[Directive] Write out each record below exactly as it appears, with no pictures.

Figure collection entries
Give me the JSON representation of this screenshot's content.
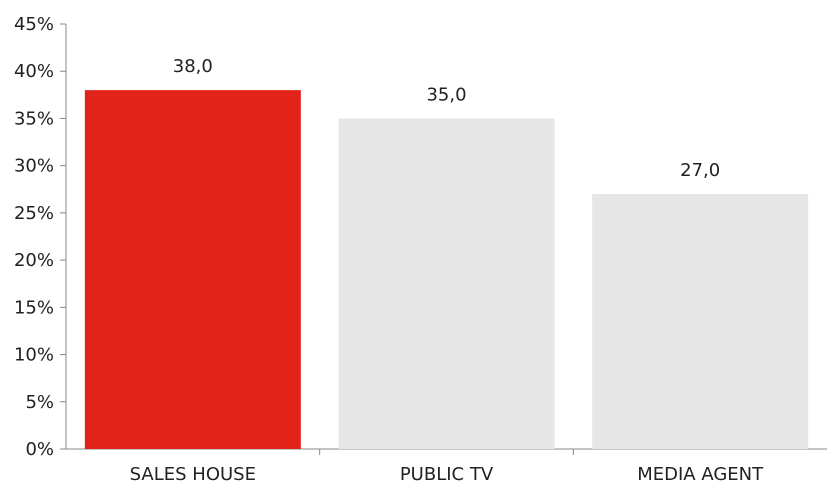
{
  "chart_data": {
    "type": "bar",
    "title": "",
    "xlabel": "",
    "ylabel": "",
    "categories": [
      "SALES HOUSE",
      "PUBLIC TV",
      "MEDIA AGENT"
    ],
    "values": [
      38.0,
      35.0,
      27.0
    ],
    "data_labels": [
      "38,0",
      "35,0",
      "27,0"
    ],
    "ylim": [
      0,
      45
    ],
    "yticks": [
      0,
      5,
      10,
      15,
      20,
      25,
      30,
      35,
      40,
      45
    ],
    "ytick_labels": [
      "0%",
      "5%",
      "10%",
      "15%",
      "20%",
      "25%",
      "30%",
      "35%",
      "40%",
      "45%"
    ],
    "bar_colors": [
      "#e2231a",
      "#e6e6e6",
      "#e6e6e6"
    ],
    "axis_color": "#888888",
    "grid": false,
    "legend": "none"
  }
}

[The completed task]
Give me the JSON representation of this screenshot's content.
{
  "chart_data": {
    "type": "bar",
    "title": "",
    "xlabel": "",
    "ylabel": "",
    "categories": [
      "SALES HOUSE",
      "PUBLIC TV",
      "MEDIA AGENT"
    ],
    "values": [
      38.0,
      35.0,
      27.0
    ],
    "data_labels": [
      "38,0",
      "35,0",
      "27,0"
    ],
    "ylim": [
      0,
      45
    ],
    "yticks": [
      0,
      5,
      10,
      15,
      20,
      25,
      30,
      35,
      40,
      45
    ],
    "ytick_labels": [
      "0%",
      "5%",
      "10%",
      "15%",
      "20%",
      "25%",
      "30%",
      "35%",
      "40%",
      "45%"
    ],
    "bar_colors": [
      "#e2231a",
      "#e6e6e6",
      "#e6e6e6"
    ],
    "axis_color": "#888888",
    "grid": false,
    "legend": "none"
  }
}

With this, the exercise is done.